▶ **Input data**:
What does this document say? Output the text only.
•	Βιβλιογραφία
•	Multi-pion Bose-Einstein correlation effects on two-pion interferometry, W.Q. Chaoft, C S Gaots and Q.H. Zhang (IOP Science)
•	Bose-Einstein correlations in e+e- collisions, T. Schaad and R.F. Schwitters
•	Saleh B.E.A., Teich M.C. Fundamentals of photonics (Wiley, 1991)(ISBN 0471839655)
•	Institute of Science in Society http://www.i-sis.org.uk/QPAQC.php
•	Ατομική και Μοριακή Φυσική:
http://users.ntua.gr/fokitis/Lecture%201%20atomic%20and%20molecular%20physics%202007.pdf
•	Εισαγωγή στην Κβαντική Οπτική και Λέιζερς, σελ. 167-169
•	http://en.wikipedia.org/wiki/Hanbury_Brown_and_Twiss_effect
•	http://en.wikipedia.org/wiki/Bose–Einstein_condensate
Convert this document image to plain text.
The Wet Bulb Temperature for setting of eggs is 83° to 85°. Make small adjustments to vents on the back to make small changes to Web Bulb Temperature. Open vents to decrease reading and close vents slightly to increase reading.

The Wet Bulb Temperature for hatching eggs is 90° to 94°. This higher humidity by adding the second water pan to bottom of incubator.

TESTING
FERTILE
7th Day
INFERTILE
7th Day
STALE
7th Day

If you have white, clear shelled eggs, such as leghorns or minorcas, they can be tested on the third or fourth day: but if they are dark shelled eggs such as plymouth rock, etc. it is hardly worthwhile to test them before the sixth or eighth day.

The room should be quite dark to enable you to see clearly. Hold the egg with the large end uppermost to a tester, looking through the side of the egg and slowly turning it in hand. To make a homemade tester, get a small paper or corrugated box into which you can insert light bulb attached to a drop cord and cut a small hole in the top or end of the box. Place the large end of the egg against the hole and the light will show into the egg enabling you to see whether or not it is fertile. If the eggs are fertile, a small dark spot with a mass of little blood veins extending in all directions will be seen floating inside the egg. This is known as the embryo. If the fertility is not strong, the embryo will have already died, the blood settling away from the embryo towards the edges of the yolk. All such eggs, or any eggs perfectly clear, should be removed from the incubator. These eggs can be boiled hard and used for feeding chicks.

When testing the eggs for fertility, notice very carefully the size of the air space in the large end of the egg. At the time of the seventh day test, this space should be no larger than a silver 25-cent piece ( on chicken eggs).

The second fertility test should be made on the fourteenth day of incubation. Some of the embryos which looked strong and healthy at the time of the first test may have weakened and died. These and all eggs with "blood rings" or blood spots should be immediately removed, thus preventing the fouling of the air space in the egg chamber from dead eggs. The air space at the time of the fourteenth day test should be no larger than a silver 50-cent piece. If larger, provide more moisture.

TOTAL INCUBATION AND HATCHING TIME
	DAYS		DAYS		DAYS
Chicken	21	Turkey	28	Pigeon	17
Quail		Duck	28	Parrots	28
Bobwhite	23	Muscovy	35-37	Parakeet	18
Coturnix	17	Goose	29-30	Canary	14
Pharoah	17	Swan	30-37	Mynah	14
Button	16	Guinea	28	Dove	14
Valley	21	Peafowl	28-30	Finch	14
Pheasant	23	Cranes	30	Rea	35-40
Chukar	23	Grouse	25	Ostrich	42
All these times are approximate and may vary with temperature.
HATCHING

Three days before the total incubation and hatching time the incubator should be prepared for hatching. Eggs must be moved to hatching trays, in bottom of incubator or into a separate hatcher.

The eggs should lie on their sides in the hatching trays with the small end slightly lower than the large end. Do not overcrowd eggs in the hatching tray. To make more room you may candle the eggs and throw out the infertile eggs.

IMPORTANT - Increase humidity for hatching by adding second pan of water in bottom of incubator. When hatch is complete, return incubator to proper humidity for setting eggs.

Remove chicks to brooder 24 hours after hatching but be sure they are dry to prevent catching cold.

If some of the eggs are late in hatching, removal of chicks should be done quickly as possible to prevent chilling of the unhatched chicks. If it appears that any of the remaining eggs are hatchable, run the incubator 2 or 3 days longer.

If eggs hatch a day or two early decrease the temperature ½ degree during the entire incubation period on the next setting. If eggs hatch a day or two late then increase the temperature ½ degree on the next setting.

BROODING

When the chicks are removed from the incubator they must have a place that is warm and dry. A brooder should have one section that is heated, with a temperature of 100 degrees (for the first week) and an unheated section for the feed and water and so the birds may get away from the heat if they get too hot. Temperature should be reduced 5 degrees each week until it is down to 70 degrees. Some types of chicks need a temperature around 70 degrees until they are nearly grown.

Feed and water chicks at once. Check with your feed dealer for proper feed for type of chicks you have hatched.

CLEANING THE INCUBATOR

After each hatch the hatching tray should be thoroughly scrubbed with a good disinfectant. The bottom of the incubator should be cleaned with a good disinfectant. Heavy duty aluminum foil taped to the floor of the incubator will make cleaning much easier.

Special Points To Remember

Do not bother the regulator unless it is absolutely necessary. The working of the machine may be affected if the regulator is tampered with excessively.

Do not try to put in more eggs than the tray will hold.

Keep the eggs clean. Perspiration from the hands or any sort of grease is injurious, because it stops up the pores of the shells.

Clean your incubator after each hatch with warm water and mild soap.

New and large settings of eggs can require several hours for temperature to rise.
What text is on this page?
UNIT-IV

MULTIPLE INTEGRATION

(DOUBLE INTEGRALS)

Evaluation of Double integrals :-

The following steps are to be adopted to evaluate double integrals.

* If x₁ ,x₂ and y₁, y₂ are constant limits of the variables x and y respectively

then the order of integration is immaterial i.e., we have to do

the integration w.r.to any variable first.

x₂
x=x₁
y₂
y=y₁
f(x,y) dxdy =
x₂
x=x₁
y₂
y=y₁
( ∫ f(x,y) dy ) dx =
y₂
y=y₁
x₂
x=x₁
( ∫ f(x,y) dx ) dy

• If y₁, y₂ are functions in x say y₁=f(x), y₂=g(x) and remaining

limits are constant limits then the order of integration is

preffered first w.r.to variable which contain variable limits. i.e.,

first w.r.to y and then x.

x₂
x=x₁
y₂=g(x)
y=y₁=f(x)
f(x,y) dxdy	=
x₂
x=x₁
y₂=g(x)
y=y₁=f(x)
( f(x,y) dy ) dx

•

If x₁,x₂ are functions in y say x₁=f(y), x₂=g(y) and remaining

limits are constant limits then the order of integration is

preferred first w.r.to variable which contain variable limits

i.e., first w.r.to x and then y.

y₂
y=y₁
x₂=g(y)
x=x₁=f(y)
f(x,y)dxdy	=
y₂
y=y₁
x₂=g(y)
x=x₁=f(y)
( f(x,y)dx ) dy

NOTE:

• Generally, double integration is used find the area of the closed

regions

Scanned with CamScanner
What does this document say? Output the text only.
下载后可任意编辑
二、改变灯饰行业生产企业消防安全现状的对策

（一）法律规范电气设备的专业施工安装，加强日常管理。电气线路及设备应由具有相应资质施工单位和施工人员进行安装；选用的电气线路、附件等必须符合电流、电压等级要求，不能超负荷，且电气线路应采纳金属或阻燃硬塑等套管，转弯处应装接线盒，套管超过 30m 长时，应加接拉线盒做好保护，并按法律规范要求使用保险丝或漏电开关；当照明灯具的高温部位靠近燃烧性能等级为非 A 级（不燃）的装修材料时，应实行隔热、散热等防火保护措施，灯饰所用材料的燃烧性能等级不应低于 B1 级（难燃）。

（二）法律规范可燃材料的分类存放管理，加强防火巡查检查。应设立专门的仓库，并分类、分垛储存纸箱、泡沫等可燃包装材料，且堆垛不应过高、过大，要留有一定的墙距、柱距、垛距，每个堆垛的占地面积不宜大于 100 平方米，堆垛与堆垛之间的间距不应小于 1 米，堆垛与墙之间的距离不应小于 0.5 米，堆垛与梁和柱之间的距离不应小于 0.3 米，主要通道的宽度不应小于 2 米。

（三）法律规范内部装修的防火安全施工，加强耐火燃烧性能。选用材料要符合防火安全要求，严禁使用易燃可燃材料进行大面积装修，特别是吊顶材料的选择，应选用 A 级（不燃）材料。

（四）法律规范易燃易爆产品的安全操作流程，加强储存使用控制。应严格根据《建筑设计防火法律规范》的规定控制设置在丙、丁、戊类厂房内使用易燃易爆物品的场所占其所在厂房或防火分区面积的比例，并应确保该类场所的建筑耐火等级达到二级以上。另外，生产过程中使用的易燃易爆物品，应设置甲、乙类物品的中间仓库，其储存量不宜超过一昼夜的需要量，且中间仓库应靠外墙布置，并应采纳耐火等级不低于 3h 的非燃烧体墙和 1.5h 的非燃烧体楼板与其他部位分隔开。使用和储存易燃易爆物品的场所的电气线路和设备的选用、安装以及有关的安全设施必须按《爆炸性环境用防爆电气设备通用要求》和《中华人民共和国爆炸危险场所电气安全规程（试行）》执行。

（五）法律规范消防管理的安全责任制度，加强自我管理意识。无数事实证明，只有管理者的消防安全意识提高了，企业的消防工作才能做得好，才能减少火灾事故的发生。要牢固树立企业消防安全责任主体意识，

▶ **Problem requirements**: Find how many lines in the listing contain the word "late" and give that count alone.

▶ **The reply**: 2